Repeat the listing that follows, character for character, minus the pictures.

(Collected data)

⟨

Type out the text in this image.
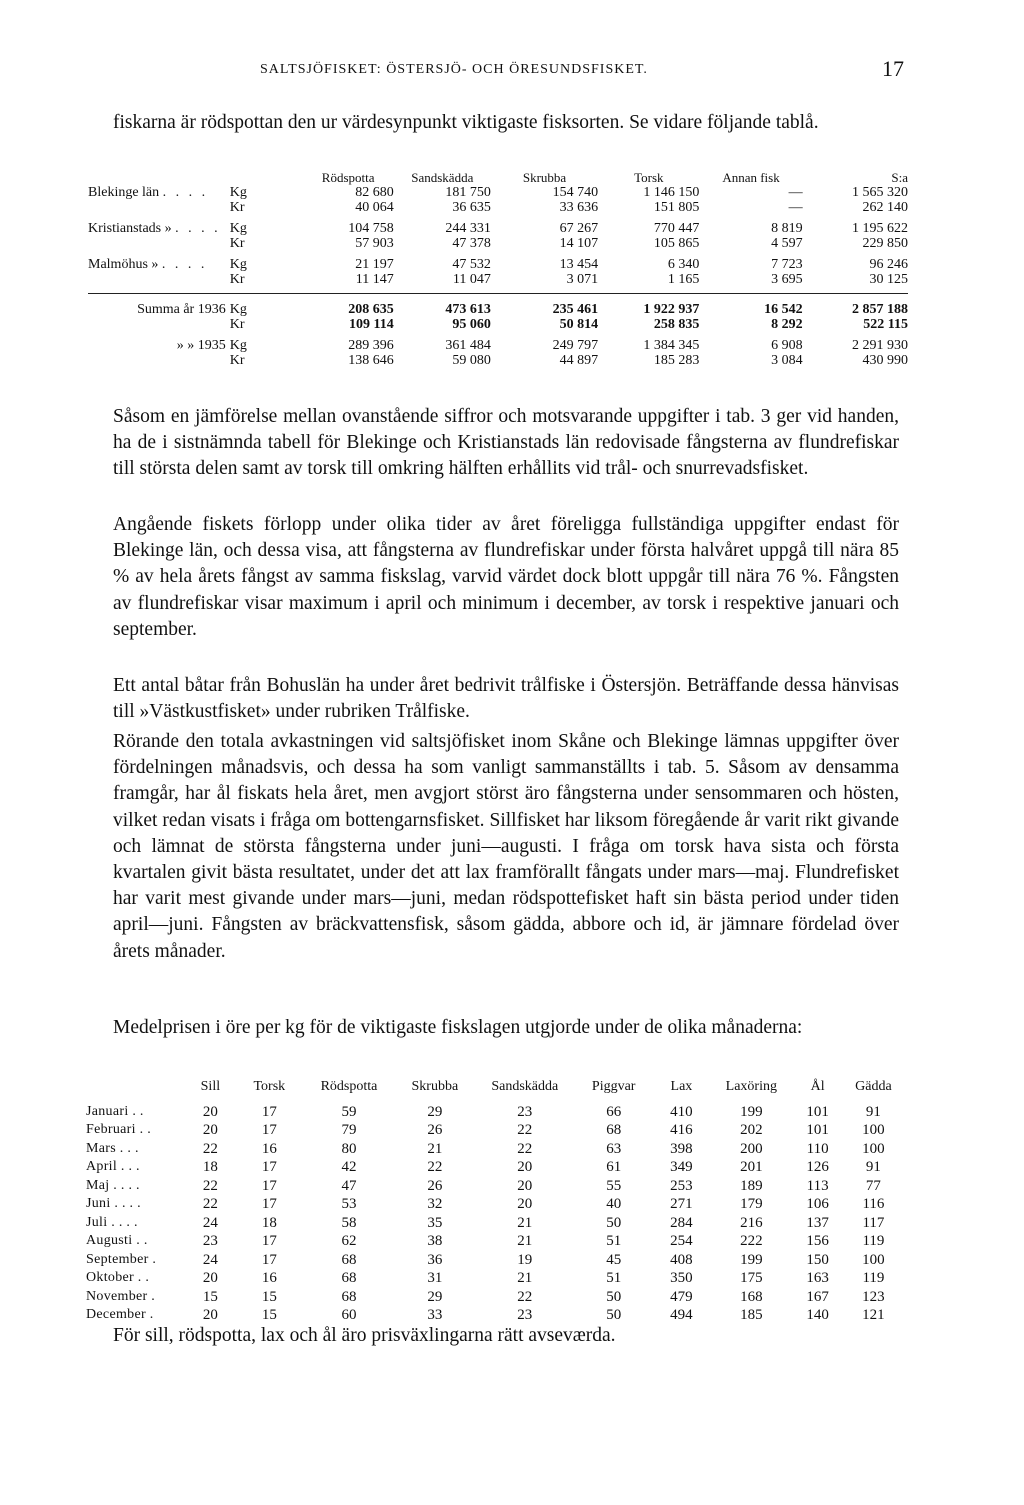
SALTSJÖFISKET: ÖSTERSJÖ- OCH ÖRESUNDSFISKET.	17

fiskarna är rödspottan den ur värdesynpunkt viktigaste fisksorten. Se vidare följande tablå.

		Rödspotta	Sandskädda	Skrubba	Torsk	Annan fisk	S:a
Blekinge län . . . .	Kg	82 680	181 750	154 740	1 146 150	—	1 565 320
	Kr	40 064	36 635	33 636	151 805	—	262 140

Kristianstads » . . . .	Kg	104 758	244 331	67 267	770 447	8 819	1 195 622
	Kr	57 903	47 378	14 107	105 865	4 597	229 850

Malmöhus » . . . .	Kg	21 197	47 532	13 454	6 340	7 723	96 246
	Kr	11 147	11 047	3 071	1 165	3 695	30 125

Summa år 1936	Kg	208 635	473 613	235 461	1 922 937	16 542	2 857 188
	Kr	109 114	95 060	50 814	258 835	8 292	522 115

» » 1935	Kg	289 396	361 484	249 797	1 384 345	6 908	2 291 930
	Kr	138 646	59 080	44 897	185 283	3 084	430 990

Såsom en jämförelse mellan ovanstående siffror och motsvarande uppgifter i tab. 3 ger vid handen, ha de i sistnämnda tabell för Blekinge och Kristianstads län redovisade fångsterna av flundrefiskar till största delen samt av torsk till omkring hälften erhållits vid trål- och snurrevadsfisket.

Angående fiskets förlopp under olika tider av året föreligga fullständiga uppgifter endast för Blekinge län, och dessa visa, att fångsterna av flundrefiskar under första halvåret uppgå till nära 85 % av hela årets fångst av samma fiskslag, varvid värdet dock blott uppgår till nära 76 %. Fångsten av flundrefiskar visar maximum i april och minimum i december, av torsk i respektive januari och september.

Ett antal båtar från Bohuslän ha under året bedrivit trålfiske i Östersjön. Beträffande dessa hänvisas till »Västkustfisket» under rubriken Trålfiske.

Rörande den totala avkastningen vid saltsjöfisket inom Skåne och Blekinge lämnas uppgifter över fördelningen månadsvis, och dessa ha som vanligt sammanställts i tab. 5. Såsom av densamma framgår, har ål fiskats hela året, men avgjort störst äro fångsterna under sensommaren och hösten, vilket redan visats i fråga om bottengarnsfisket. Sillfisket har liksom föregående år varit rikt givande och lämnat de största fångsterna under juni—augusti. I fråga om torsk hava sista och första kvartalen givit bästa resultatet, under det att lax framförallt fångats under mars—maj. Flundrefisket har varit mest givande under mars—juni, medan rödspottefisket haft sin bästa period under tiden april—juni. Fångsten av bräckvattensfisk, såsom gädda, abbore och id, är jämnare fördelad över årets månader.

Medelprisen i öre per kg för de viktigaste fiskslagen utgjorde under de olika månaderna:

	Sill	Torsk	Rödspotta	Skrubba	Sandskädda	Piggvar	Lax	Laxöring	Ål	Gädda
Januari . .	20	17	59	29	23	66	410	199	101	91
Februari . .	20	17	79	26	22	68	416	202	101	100
Mars . . .	22	16	80	21	22	63	398	200	110	100
April . . .	18	17	42	22	20	61	349	201	126	91
Maj . . . .	22	17	47	26	20	55	253	189	113	77
Juni . . . .	22	17	53	32	20	40	271	179	106	116
Juli . . . .	24	18	58	35	21	50	284	216	137	117
Augusti . .	23	17	62	38	21	51	254	222	156	119
September .	24	17	68	36	19	45	408	199	150	100
Oktober . .	20	16	68	31	21	51	350	175	163	119
November .	15	15	68	29	22	50	479	168	167	123
December .	20	15	60	33	23	50	494	185	140	121

För sill, rödspotta, lax och ål äro prisväxlingarna rätt avseværda.
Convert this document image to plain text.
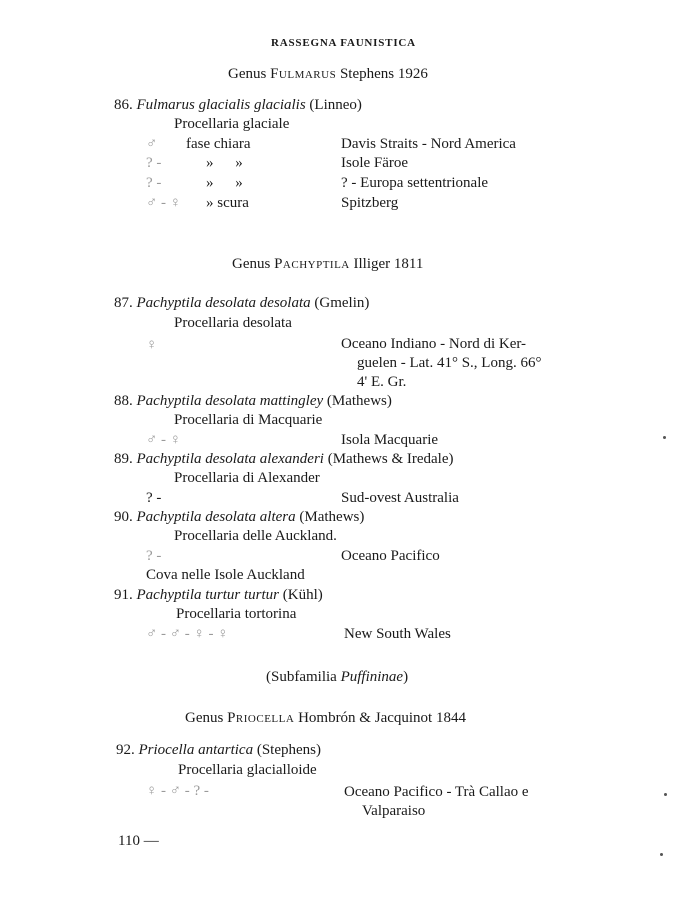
RASSEGNA FAUNISTICA
Genus Fulmarus Stephens 1926
86. Fulmarus glacialis glacialis (Linneo)
Procellaria glaciale
♂ fase chiara	Davis Straits - Nord America
? -	» »	Isole Färoe
? -	» »	? - Europa settentrionale
♂ - ♀ » scura	Spitzberg
Genus Pachyptila Illiger 1811
87. Pachyptila desolata desolata (Gmelin)
Procellaria desolata
♀	Oceano Indiano - Nord di Ker-
guelen - Lat. 41° S., Long. 66°
4' E. Gr.
88. Pachyptila desolata mattingley (Mathews)
Procellaria di Macquarie
♂ - ♀	Isola Macquarie
89. Pachyptila desolata alexanderi (Mathews & Iredale)
Procellaria di Alexander
? -	Sud-ovest Australia
90. Pachyptila desolata altera (Mathews)
Procellaria delle Auckland.
? -	Oceano Pacifico
Cova nelle Isole Auckland
91. Pachyptila turtur turtur (Kühl)
Procellaria tortorina
♂ - ♂ - ♀ - ♀	New South Wales
(Subfamilia Puffininae)
Genus Priocella Hombrón & Jacquinot 1844
92. Priocella antartica (Stephens)
Procellaria glacialloide
♀ - ♂ - ? -	Oceano Pacifico - Trà Callao e
Valparaiso
110 —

⟩

▸ CORRECT RESULT
Type out the text in this image.
SALTSJÖFISKET: ÖSTERSJÖ- OCH ÖRESUNDSFISKET.	17

fiskarna är rödspottan den ur värdesynpunkt viktigaste fisksorten. Se vidare följande tablå.

		Rödspotta	Sandskädda	Skrubba	Torsk	Annan fisk	S:a
Blekinge län . . . .	Kg	82 680	181 750	154 740	1 146 150	—	1 565 320
	Kr	40 064	36 635	33 636	151 805	—	262 140

Kristianstads » . . . .	Kg	104 758	244 331	67 267	770 447	8 819	1 195 622
	Kr	57 903	47 378	14 107	105 865	4 597	229 850

Malmöhus » . . . .	Kg	21 197	47 532	13 454	6 340	7 723	96 246
	Kr	11 147	11 047	3 071	1 165	3 695	30 125

Summa år 1936	Kg	208 635	473 613	235 461	1 922 937	16 542	2 857 188
	Kr	109 114	95 060	50 814	258 835	8 292	522 115

» » 1935	Kg	289 396	361 484	249 797	1 384 345	6 908	2 291 930
	Kr	138 646	59 080	44 897	185 283	3 084	430 990

Såsom en jämförelse mellan ovanstående siffror och motsvarande uppgifter i tab. 3 ger vid handen, ha de i sistnämnda tabell för Blekinge och Kristianstads län redovisade fångsterna av flundrefiskar till största delen samt av torsk till omkring hälften erhållits vid trål- och snurrevadsfisket.

Angående fiskets förlopp under olika tider av året föreligga fullständiga uppgifter endast för Blekinge län, och dessa visa, att fångsterna av flundrefiskar under första halvåret uppgå till nära 85 % av hela årets fångst av samma fiskslag, varvid värdet dock blott uppgår till nära 76 %. Fångsten av flundrefiskar visar maximum i april och minimum i december, av torsk i respektive januari och september.

Ett antal båtar från Bohuslän ha under året bedrivit trålfiske i Östersjön. Beträffande dessa hänvisas till »Västkustfisket» under rubriken Trålfiske.

Rörande den totala avkastningen vid saltsjöfisket inom Skåne och Blekinge lämnas uppgifter över fördelningen månadsvis, och dessa ha som vanligt sammanställts i tab. 5. Såsom av densamma framgår, har ål fiskats hela året, men avgjort störst äro fångsterna under sensommaren och hösten, vilket redan visats i fråga om bottengarnsfisket. Sillfisket har liksom föregående år varit rikt givande och lämnat de största fångsterna under juni—augusti. I fråga om torsk hava sista och första kvartalen givit bästa resultatet, under det att lax framförallt fångats under mars—maj. Flundrefisket har varit mest givande under mars—juni, medan rödspottefisket haft sin bästa period under tiden april—juni. Fångsten av bräckvattensfisk, såsom gädda, abbore och id, är jämnare fördelad över årets månader.

Medelprisen i öre per kg för de viktigaste fiskslagen utgjorde under de olika månaderna:

	Sill	Torsk	Rödspotta	Skrubba	Sandskädda	Piggvar	Lax	Laxöring	Ål	Gädda
Januari . .	20	17	59	29	23	66	410	199	101	91
Februari . .	20	17	79	26	22	68	416	202	101	100
Mars . . .	22	16	80	21	22	63	398	200	110	100
April . . .	18	17	42	22	20	61	349	201	126	91
Maj . . . .	22	17	47	26	20	55	253	189	113	77
Juni . . . .	22	17	53	32	20	40	271	179	106	116
Juli . . . .	24	18	58	35	21	50	284	216	137	117
Augusti . .	23	17	62	38	21	51	254	222	156	119
September .	24	17	68	36	19	45	408	199	150	100
Oktober . .	20	16	68	31	21	51	350	175	163	119
November .	15	15	68	29	22	50	479	168	167	123
December .	20	15	60	33	23	50	494	185	140	121

För sill, rödspotta, lax och ål äro prisväxlingarna rätt avseværda.
Convert this document image to plain text.
RASSEGNA FAUNISTICA
Genus Fulmarus Stephens 1926
86. Fulmarus glacialis glacialis (Linneo)
Procellaria glaciale
♂ fase chiara	Davis Straits - Nord America
? -	» »	Isole Färoe
? -	» »	? - Europa settentrionale
♂ - ♀ » scura	Spitzberg
Genus Pachyptila Illiger 1811
87. Pachyptila desolata desolata (Gmelin)
Procellaria desolata
♀	Oceano Indiano - Nord di Ker-
guelen - Lat. 41° S., Long. 66°
4' E. Gr.
88. Pachyptila desolata mattingley (Mathews)
Procellaria di Macquarie
♂ - ♀	Isola Macquarie
89. Pachyptila desolata alexanderi (Mathews & Iredale)
Procellaria di Alexander
? -	Sud-ovest Australia
90. Pachyptila desolata altera (Mathews)
Procellaria delle Auckland.
? -	Oceano Pacifico
Cova nelle Isole Auckland
91. Pachyptila turtur turtur (Kühl)
Procellaria tortorina
♂ - ♂ - ♀ - ♀	New South Wales
(Subfamilia Puffininae)
Genus Priocella Hombrón & Jacquinot 1844
92. Priocella antartica (Stephens)
Procellaria glacialloide
♀ - ♂ - ? -	Oceano Pacifico - Trà Callao e
Valparaiso
110 —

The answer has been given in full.